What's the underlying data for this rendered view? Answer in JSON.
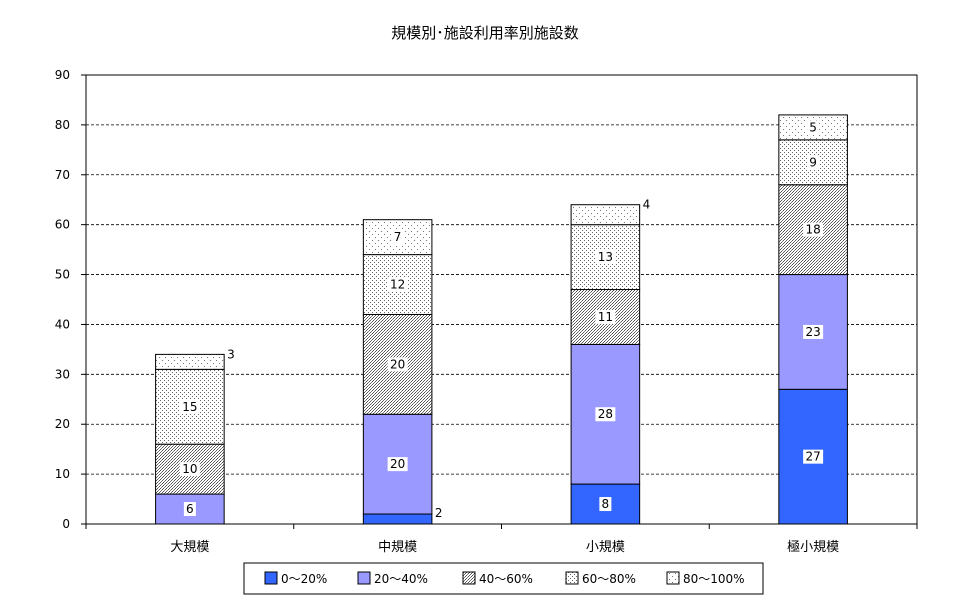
{
  "chart_data": {
    "type": "bar",
    "stacked": true,
    "title": "規模別･施設利用率別施設数",
    "categories": [
      "大規模",
      "中規模",
      "小規模",
      "極小規模"
    ],
    "series": [
      {
        "name": "0～20%",
        "values": [
          0,
          2,
          8,
          27
        ],
        "color": "#3366ff",
        "pattern": "solid"
      },
      {
        "name": "20～40%",
        "values": [
          6,
          20,
          28,
          23
        ],
        "color": "#9999ff",
        "pattern": "solid"
      },
      {
        "name": "40～60%",
        "values": [
          10,
          20,
          11,
          18
        ],
        "color": "#c8c8d8",
        "pattern": "dense-dots"
      },
      {
        "name": "60～80%",
        "values": [
          15,
          12,
          13,
          9
        ],
        "color": "#e6e6f0",
        "pattern": "medium-dots"
      },
      {
        "name": "80～100%",
        "values": [
          3,
          7,
          4,
          5
        ],
        "color": "#f4f4fa",
        "pattern": "sparse-dots"
      }
    ],
    "data_labels": [
      [
        "",
        "6",
        "10",
        "15",
        "3"
      ],
      [
        "2",
        "20",
        "20",
        "12",
        "7"
      ],
      [
        "8",
        "28",
        "11",
        "13",
        "4"
      ],
      [
        "27",
        "23",
        "18",
        "9",
        "5"
      ]
    ],
    "y_ticks": [
      "0",
      "10",
      "20",
      "30",
      "40",
      "50",
      "60",
      "70",
      "80",
      "90"
    ],
    "ylim": [
      0,
      90
    ],
    "grid": true,
    "legend_position": "bottom"
  }
}
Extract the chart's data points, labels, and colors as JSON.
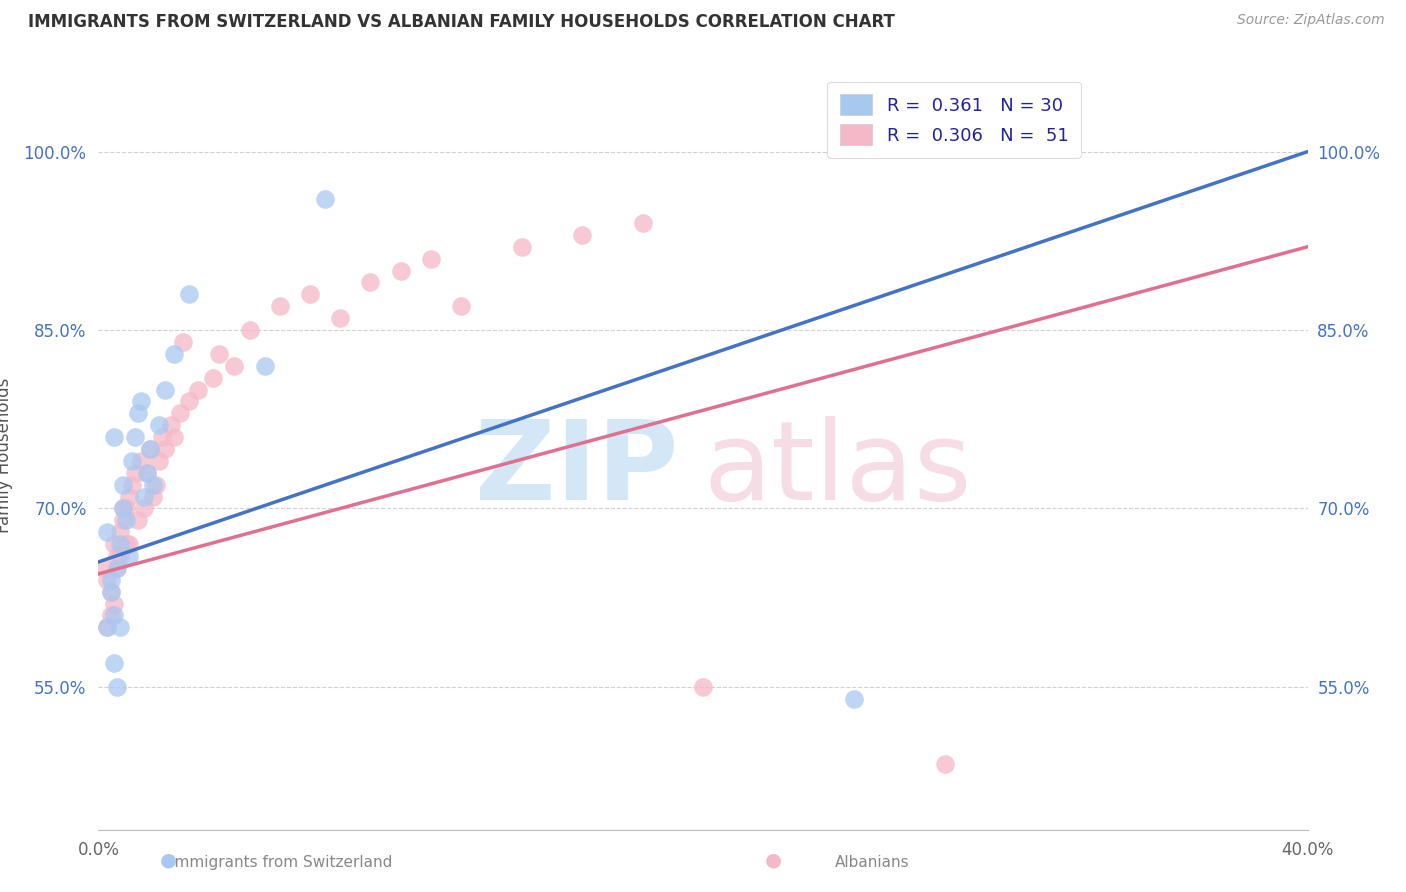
****
▸ What is expected
Look through the entries above; copy every line holding the string "JSON".

▸ The reply
What's the underlying data for this rendered view? Answer in JSON.
Extract the chart's data points, labels, and colors as JSON.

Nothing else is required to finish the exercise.